↓
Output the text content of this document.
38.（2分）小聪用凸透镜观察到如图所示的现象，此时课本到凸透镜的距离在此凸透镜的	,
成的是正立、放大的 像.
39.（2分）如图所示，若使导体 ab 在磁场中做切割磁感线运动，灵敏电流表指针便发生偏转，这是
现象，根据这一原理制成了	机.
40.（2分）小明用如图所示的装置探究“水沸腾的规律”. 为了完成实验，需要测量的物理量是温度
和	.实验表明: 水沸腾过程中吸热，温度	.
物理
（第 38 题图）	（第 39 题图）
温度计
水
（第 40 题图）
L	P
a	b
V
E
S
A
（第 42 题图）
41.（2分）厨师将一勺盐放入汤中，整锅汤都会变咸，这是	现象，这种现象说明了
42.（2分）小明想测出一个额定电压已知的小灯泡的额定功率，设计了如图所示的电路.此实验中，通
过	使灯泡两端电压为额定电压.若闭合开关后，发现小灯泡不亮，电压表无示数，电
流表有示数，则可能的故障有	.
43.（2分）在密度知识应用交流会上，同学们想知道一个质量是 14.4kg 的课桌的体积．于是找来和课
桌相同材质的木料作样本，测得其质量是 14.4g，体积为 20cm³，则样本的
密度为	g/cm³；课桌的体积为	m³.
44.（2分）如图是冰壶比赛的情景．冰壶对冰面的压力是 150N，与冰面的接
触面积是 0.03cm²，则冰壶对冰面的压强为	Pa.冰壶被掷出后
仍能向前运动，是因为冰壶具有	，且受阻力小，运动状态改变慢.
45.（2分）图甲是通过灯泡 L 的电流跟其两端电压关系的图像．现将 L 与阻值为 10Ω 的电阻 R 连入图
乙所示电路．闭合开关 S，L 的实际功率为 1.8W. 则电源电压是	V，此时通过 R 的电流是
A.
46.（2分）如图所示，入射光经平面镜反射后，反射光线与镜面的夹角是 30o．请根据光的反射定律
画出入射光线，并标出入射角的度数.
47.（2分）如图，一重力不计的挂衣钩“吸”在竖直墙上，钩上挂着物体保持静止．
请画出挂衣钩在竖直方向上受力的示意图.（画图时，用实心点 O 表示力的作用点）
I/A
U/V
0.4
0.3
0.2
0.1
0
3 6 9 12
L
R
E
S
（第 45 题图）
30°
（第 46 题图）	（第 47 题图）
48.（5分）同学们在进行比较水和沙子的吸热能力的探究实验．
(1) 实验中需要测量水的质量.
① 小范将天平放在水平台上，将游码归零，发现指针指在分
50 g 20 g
↑
### [Set problem]
Go through the listing and print each line exactly as it appears.

### [The answer]
Output the text content of this document.
38.（2分）小聪用凸透镜观察到如图所示的现象，此时课本到凸透镜的距离在此凸透镜的	,
成的是正立、放大的 像.
39.（2分）如图所示，若使导体 ab 在磁场中做切割磁感线运动，灵敏电流表指针便发生偏转，这是
现象，根据这一原理制成了	机.
40.（2分）小明用如图所示的装置探究“水沸腾的规律”. 为了完成实验，需要测量的物理量是温度
和	.实验表明: 水沸腾过程中吸热，温度	.
物理
（第 38 题图）	（第 39 题图）
温度计
水
（第 40 题图）
L	P
a	b
V
E
S
A
（第 42 题图）
41.（2分）厨师将一勺盐放入汤中，整锅汤都会变咸，这是	现象，这种现象说明了
42.（2分）小明想测出一个额定电压已知的小灯泡的额定功率，设计了如图所示的电路.此实验中，通
过	使灯泡两端电压为额定电压.若闭合开关后，发现小灯泡不亮，电压表无示数，电
流表有示数，则可能的故障有	.
43.（2分）在密度知识应用交流会上，同学们想知道一个质量是 14.4kg 的课桌的体积．于是找来和课
桌相同材质的木料作样本，测得其质量是 14.4g，体积为 20cm³，则样本的
密度为	g/cm³；课桌的体积为	m³.
44.（2分）如图是冰壶比赛的情景．冰壶对冰面的压力是 150N，与冰面的接
触面积是 0.03cm²，则冰壶对冰面的压强为	Pa.冰壶被掷出后
仍能向前运动，是因为冰壶具有	，且受阻力小，运动状态改变慢.
45.（2分）图甲是通过灯泡 L 的电流跟其两端电压关系的图像．现将 L 与阻值为 10Ω 的电阻 R 连入图
乙所示电路．闭合开关 S，L 的实际功率为 1.8W. 则电源电压是	V，此时通过 R 的电流是
A.
46.（2分）如图所示，入射光经平面镜反射后，反射光线与镜面的夹角是 30o．请根据光的反射定律
画出入射光线，并标出入射角的度数.
47.（2分）如图，一重力不计的挂衣钩“吸”在竖直墙上，钩上挂着物体保持静止．
请画出挂衣钩在竖直方向上受力的示意图.（画图时，用实心点 O 表示力的作用点）
I/A
U/V
0.4
0.3
0.2
0.1
0
3 6 9 12
L
R
E
S
（第 45 题图）
30°
（第 46 题图）	（第 47 题图）
48.（5分）同学们在进行比较水和沙子的吸热能力的探究实验．
(1) 实验中需要测量水的质量.
① 小范将天平放在水平台上，将游码归零，发现指针指在分
50 g 20 g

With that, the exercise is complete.